▶ **DATA FOR THE TASK**:
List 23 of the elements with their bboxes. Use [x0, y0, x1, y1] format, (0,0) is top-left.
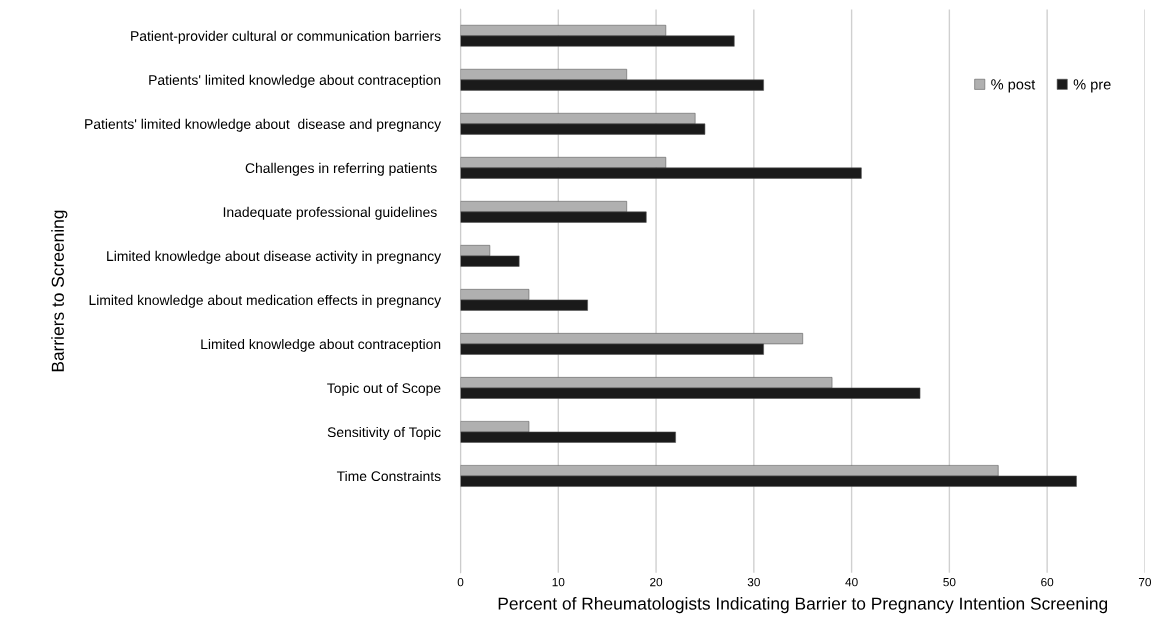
y-tick-label: Patients' limited knowledge about disease and pregnancy [85, 118, 442, 132]
y-tick-label: Sensitivity of Topic [327, 426, 441, 440]
y-tick-label: Topic out of Scope [327, 382, 441, 396]
x-tick-label: 40 [845, 577, 858, 587]
x-tick-label: 50 [943, 577, 956, 587]
x-tick-label: 10 [552, 577, 565, 587]
y-tick-label: Patients' limited knowledge about contraception [149, 74, 441, 88]
y-tick-label: Limited knowledge about medication effects in pregnancy [89, 294, 442, 308]
x-tick-label: 70 [1138, 577, 1152, 587]
y-tick-label: Limited knowledge about disease activity in pregnancy [107, 250, 442, 264]
x-tick-label: 0 [457, 577, 464, 587]
y-axis-title: Barriers to Screening [51, 210, 68, 372]
y-tick-label: Time Constraints [336, 470, 441, 482]
y-tick-label: Challenges in referring patients [245, 162, 437, 176]
x-tick-label: 60 [1041, 577, 1054, 587]
y-tick-label: Inadequate professional guidelines [223, 206, 437, 220]
legend-label: % pre [1073, 79, 1111, 93]
y-tick-label: Patient-provider cultural or communication barriers [131, 30, 441, 44]
x-tick-label: 20 [650, 577, 663, 587]
x-axis-title: Percent of Rheumatologists Indicating Barrier to Pregnancy Intention Screening [498, 596, 1108, 614]
legend-label: % post [991, 79, 1036, 93]
x-tick-label: 30 [747, 577, 760, 587]
y-tick-label: Limited knowledge about contraception [201, 338, 441, 352]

▶ **EXERCISE PROMPT**:
Go through the listing above and retype each line exactly, apart from the pictures.

▶ **EXPECTED ANSWER**:
List 23 of the elements with their bboxes. Use [x0, y0, x1, y1] format, (0,0) is top-left.
y-tick-label: Patients' limited knowledge about disease and pregnancy [85, 118, 442, 132]
y-tick-label: Sensitivity of Topic [327, 426, 441, 440]
y-tick-label: Topic out of Scope [327, 382, 441, 396]
x-tick-label: 40 [845, 577, 858, 587]
x-tick-label: 50 [943, 577, 956, 587]
x-tick-label: 10 [552, 577, 565, 587]
y-tick-label: Patients' limited knowledge about contraception [149, 74, 441, 88]
y-tick-label: Limited knowledge about medication effects in pregnancy [89, 294, 442, 308]
x-tick-label: 70 [1138, 577, 1152, 587]
y-tick-label: Limited knowledge about disease activity in pregnancy [107, 250, 442, 264]
x-tick-label: 0 [457, 577, 464, 587]
y-axis-title: Barriers to Screening [51, 210, 68, 372]
y-tick-label: Time Constraints [336, 470, 441, 482]
y-tick-label: Challenges in referring patients [245, 162, 437, 176]
x-tick-label: 60 [1041, 577, 1054, 587]
y-tick-label: Inadequate professional guidelines [223, 206, 437, 220]
legend-label: % pre [1073, 79, 1111, 93]
y-tick-label: Patient-provider cultural or communication barriers [131, 30, 441, 44]
x-tick-label: 20 [650, 577, 663, 587]
x-axis-title: Percent of Rheumatologists Indicating Barrier to Pregnancy Intention Screening [498, 596, 1108, 614]
legend-label: % post [991, 79, 1036, 93]
x-tick-label: 30 [747, 577, 760, 587]
y-tick-label: Limited knowledge about contraception [201, 338, 441, 352]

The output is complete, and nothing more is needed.